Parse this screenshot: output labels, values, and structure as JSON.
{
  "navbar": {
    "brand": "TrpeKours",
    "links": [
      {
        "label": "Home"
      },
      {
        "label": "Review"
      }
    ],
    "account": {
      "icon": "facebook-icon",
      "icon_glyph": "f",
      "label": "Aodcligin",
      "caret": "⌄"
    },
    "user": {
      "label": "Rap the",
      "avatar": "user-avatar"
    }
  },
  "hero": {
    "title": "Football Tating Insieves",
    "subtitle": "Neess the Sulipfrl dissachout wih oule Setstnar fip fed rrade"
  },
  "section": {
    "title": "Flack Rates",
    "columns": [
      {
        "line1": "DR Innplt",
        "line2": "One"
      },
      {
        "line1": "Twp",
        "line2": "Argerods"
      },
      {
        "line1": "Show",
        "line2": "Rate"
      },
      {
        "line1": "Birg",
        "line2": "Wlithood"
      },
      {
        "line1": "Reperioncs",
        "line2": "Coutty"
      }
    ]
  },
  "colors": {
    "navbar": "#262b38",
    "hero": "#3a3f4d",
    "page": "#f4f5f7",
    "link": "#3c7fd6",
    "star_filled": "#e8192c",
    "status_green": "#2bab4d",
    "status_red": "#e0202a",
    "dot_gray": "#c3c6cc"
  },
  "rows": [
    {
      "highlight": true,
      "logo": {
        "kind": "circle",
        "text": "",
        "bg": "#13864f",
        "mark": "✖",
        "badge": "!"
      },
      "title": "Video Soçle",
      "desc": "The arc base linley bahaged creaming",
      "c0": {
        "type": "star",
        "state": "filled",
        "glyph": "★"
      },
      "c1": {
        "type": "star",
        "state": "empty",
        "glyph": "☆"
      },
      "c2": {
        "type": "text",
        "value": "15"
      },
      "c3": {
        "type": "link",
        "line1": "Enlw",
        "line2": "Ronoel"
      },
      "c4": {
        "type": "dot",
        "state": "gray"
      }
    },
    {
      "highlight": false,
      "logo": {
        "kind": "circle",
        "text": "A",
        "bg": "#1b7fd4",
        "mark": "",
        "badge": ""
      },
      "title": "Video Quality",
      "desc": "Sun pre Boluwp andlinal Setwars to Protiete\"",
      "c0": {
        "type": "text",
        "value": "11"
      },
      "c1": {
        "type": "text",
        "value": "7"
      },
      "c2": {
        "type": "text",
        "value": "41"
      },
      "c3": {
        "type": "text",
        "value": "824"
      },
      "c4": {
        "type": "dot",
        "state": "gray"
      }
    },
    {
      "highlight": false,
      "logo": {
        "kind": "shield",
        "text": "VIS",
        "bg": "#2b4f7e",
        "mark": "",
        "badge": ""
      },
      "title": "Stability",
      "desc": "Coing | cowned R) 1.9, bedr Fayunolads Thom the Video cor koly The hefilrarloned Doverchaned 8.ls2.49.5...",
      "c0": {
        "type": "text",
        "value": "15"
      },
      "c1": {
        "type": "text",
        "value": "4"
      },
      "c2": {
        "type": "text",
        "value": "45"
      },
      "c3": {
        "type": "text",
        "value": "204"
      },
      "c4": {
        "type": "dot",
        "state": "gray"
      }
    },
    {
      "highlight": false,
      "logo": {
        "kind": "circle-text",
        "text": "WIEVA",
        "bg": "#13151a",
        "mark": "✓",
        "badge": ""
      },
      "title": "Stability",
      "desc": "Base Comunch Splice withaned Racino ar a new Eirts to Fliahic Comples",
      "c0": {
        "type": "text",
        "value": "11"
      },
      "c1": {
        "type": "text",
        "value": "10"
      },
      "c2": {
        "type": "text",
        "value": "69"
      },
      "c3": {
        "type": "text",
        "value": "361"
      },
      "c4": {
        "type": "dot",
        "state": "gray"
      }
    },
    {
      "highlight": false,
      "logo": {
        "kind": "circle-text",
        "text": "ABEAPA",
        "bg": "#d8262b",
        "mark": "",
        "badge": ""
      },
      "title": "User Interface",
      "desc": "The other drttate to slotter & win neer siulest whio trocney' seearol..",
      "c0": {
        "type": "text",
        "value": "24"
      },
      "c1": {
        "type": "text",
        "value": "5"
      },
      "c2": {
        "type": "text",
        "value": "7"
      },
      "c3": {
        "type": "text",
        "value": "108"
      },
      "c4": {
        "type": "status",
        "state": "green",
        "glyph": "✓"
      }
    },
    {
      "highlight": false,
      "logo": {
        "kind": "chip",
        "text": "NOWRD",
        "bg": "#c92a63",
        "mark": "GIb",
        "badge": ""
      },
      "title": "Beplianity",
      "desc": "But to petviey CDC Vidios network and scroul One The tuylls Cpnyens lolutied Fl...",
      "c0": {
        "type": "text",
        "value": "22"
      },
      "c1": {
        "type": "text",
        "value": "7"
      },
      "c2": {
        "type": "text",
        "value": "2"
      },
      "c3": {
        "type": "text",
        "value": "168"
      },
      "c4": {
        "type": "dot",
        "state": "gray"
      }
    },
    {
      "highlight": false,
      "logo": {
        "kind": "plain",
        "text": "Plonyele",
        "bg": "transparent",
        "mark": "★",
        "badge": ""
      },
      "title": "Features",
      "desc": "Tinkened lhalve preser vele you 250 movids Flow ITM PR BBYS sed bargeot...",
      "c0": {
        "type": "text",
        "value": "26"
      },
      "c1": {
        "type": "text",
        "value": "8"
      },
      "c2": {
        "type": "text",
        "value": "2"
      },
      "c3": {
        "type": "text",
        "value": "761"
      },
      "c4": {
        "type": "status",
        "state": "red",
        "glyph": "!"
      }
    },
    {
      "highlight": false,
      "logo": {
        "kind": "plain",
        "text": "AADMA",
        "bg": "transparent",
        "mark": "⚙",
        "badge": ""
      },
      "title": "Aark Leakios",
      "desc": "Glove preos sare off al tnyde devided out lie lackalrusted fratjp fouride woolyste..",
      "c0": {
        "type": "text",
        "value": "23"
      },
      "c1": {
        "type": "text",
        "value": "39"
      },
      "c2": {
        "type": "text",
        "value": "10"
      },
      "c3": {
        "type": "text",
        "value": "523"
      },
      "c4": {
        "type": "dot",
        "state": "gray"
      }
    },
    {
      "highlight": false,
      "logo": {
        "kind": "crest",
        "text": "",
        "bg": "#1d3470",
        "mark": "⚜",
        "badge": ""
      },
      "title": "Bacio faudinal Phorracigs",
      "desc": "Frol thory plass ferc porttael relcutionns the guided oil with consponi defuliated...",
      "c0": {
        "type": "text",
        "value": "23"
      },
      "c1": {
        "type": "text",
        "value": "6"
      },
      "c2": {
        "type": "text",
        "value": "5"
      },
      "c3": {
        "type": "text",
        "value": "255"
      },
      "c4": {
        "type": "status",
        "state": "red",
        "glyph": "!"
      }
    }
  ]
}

WHAT THIS TASK INVOLVES
Each line above is to be repeated exactly.

SOLUTION TO THIS EXERCISE
Parse this screenshot: output labels, values, and structure as JSON.
{
  "navbar": {
    "brand": "TrpeKours",
    "links": [
      {
        "label": "Home"
      },
      {
        "label": "Review"
      }
    ],
    "account": {
      "icon": "facebook-icon",
      "icon_glyph": "f",
      "label": "Aodcligin",
      "caret": "⌄"
    },
    "user": {
      "label": "Rap the",
      "avatar": "user-avatar"
    }
  },
  "hero": {
    "title": "Football Tating Insieves",
    "subtitle": "Neess the Sulipfrl dissachout wih oule Setstnar fip fed rrade"
  },
  "section": {
    "title": "Flack Rates",
    "columns": [
      {
        "line1": "DR Innplt",
        "line2": "One"
      },
      {
        "line1": "Twp",
        "line2": "Argerods"
      },
      {
        "line1": "Show",
        "line2": "Rate"
      },
      {
        "line1": "Birg",
        "line2": "Wlithood"
      },
      {
        "line1": "Reperioncs",
        "line2": "Coutty"
      }
    ]
  },
  "colors": {
    "navbar": "#262b38",
    "hero": "#3a3f4d",
    "page": "#f4f5f7",
    "link": "#3c7fd6",
    "star_filled": "#e8192c",
    "status_green": "#2bab4d",
    "status_red": "#e0202a",
    "dot_gray": "#c3c6cc"
  },
  "rows": [
    {
      "highlight": true,
      "logo": {
        "kind": "circle",
        "text": "",
        "bg": "#13864f",
        "mark": "✖",
        "badge": "!"
      },
      "title": "Video Soçle",
      "desc": "The arc base linley bahaged creaming",
      "c0": {
        "type": "star",
        "state": "filled",
        "glyph": "★"
      },
      "c1": {
        "type": "star",
        "state": "empty",
        "glyph": "☆"
      },
      "c2": {
        "type": "text",
        "value": "15"
      },
      "c3": {
        "type": "link",
        "line1": "Enlw",
        "line2": "Ronoel"
      },
      "c4": {
        "type": "dot",
        "state": "gray"
      }
    },
    {
      "highlight": false,
      "logo": {
        "kind": "circle",
        "text": "A",
        "bg": "#1b7fd4",
        "mark": "",
        "badge": ""
      },
      "title": "Video Quality",
      "desc": "Sun pre Boluwp andlinal Setwars to Protiete\"",
      "c0": {
        "type": "text",
        "value": "11"
      },
      "c1": {
        "type": "text",
        "value": "7"
      },
      "c2": {
        "type": "text",
        "value": "41"
      },
      "c3": {
        "type": "text",
        "value": "824"
      },
      "c4": {
        "type": "dot",
        "state": "gray"
      }
    },
    {
      "highlight": false,
      "logo": {
        "kind": "shield",
        "text": "VIS",
        "bg": "#2b4f7e",
        "mark": "",
        "badge": ""
      },
      "title": "Stability",
      "desc": "Coing | cowned R) 1.9, bedr Fayunolads Thom the Video cor koly The hefilrarloned Doverchaned 8.ls2.49.5...",
      "c0": {
        "type": "text",
        "value": "15"
      },
      "c1": {
        "type": "text",
        "value": "4"
      },
      "c2": {
        "type": "text",
        "value": "45"
      },
      "c3": {
        "type": "text",
        "value": "204"
      },
      "c4": {
        "type": "dot",
        "state": "gray"
      }
    },
    {
      "highlight": false,
      "logo": {
        "kind": "circle-text",
        "text": "WIEVA",
        "bg": "#13151a",
        "mark": "✓",
        "badge": ""
      },
      "title": "Stability",
      "desc": "Base Comunch Splice withaned Racino ar a new Eirts to Fliahic Comples",
      "c0": {
        "type": "text",
        "value": "11"
      },
      "c1": {
        "type": "text",
        "value": "10"
      },
      "c2": {
        "type": "text",
        "value": "69"
      },
      "c3": {
        "type": "text",
        "value": "361"
      },
      "c4": {
        "type": "dot",
        "state": "gray"
      }
    },
    {
      "highlight": false,
      "logo": {
        "kind": "circle-text",
        "text": "ABEAPA",
        "bg": "#d8262b",
        "mark": "",
        "badge": ""
      },
      "title": "User Interface",
      "desc": "The other drttate to slotter & win neer siulest whio trocney' seearol..",
      "c0": {
        "type": "text",
        "value": "24"
      },
      "c1": {
        "type": "text",
        "value": "5"
      },
      "c2": {
        "type": "text",
        "value": "7"
      },
      "c3": {
        "type": "text",
        "value": "108"
      },
      "c4": {
        "type": "status",
        "state": "green",
        "glyph": "✓"
      }
    },
    {
      "highlight": false,
      "logo": {
        "kind": "chip",
        "text": "NOWRD",
        "bg": "#c92a63",
        "mark": "GIb",
        "badge": ""
      },
      "title": "Beplianity",
      "desc": "But to petviey CDC Vidios network and scroul One The tuylls Cpnyens lolutied Fl...",
      "c0": {
        "type": "text",
        "value": "22"
      },
      "c1": {
        "type": "text",
        "value": "7"
      },
      "c2": {
        "type": "text",
        "value": "2"
      },
      "c3": {
        "type": "text",
        "value": "168"
      },
      "c4": {
        "type": "dot",
        "state": "gray"
      }
    },
    {
      "highlight": false,
      "logo": {
        "kind": "plain",
        "text": "Plonyele",
        "bg": "transparent",
        "mark": "★",
        "badge": ""
      },
      "title": "Features",
      "desc": "Tinkened lhalve preser vele you 250 movids Flow ITM PR BBYS sed bargeot...",
      "c0": {
        "type": "text",
        "value": "26"
      },
      "c1": {
        "type": "text",
        "value": "8"
      },
      "c2": {
        "type": "text",
        "value": "2"
      },
      "c3": {
        "type": "text",
        "value": "761"
      },
      "c4": {
        "type": "status",
        "state": "red",
        "glyph": "!"
      }
    },
    {
      "highlight": false,
      "logo": {
        "kind": "plain",
        "text": "AADMA",
        "bg": "transparent",
        "mark": "⚙",
        "badge": ""
      },
      "title": "Aark Leakios",
      "desc": "Glove preos sare off al tnyde devided out lie lackalrusted fratjp fouride woolyste..",
      "c0": {
        "type": "text",
        "value": "23"
      },
      "c1": {
        "type": "text",
        "value": "39"
      },
      "c2": {
        "type": "text",
        "value": "10"
      },
      "c3": {
        "type": "text",
        "value": "523"
      },
      "c4": {
        "type": "dot",
        "state": "gray"
      }
    },
    {
      "highlight": false,
      "logo": {
        "kind": "crest",
        "text": "",
        "bg": "#1d3470",
        "mark": "⚜",
        "badge": ""
      },
      "title": "Bacio faudinal Phorracigs",
      "desc": "Frol thory plass ferc porttael relcutionns the guided oil with consponi defuliated...",
      "c0": {
        "type": "text",
        "value": "23"
      },
      "c1": {
        "type": "text",
        "value": "6"
      },
      "c2": {
        "type": "text",
        "value": "5"
      },
      "c3": {
        "type": "text",
        "value": "255"
      },
      "c4": {
        "type": "status",
        "state": "red",
        "glyph": "!"
      }
    }
  ]
}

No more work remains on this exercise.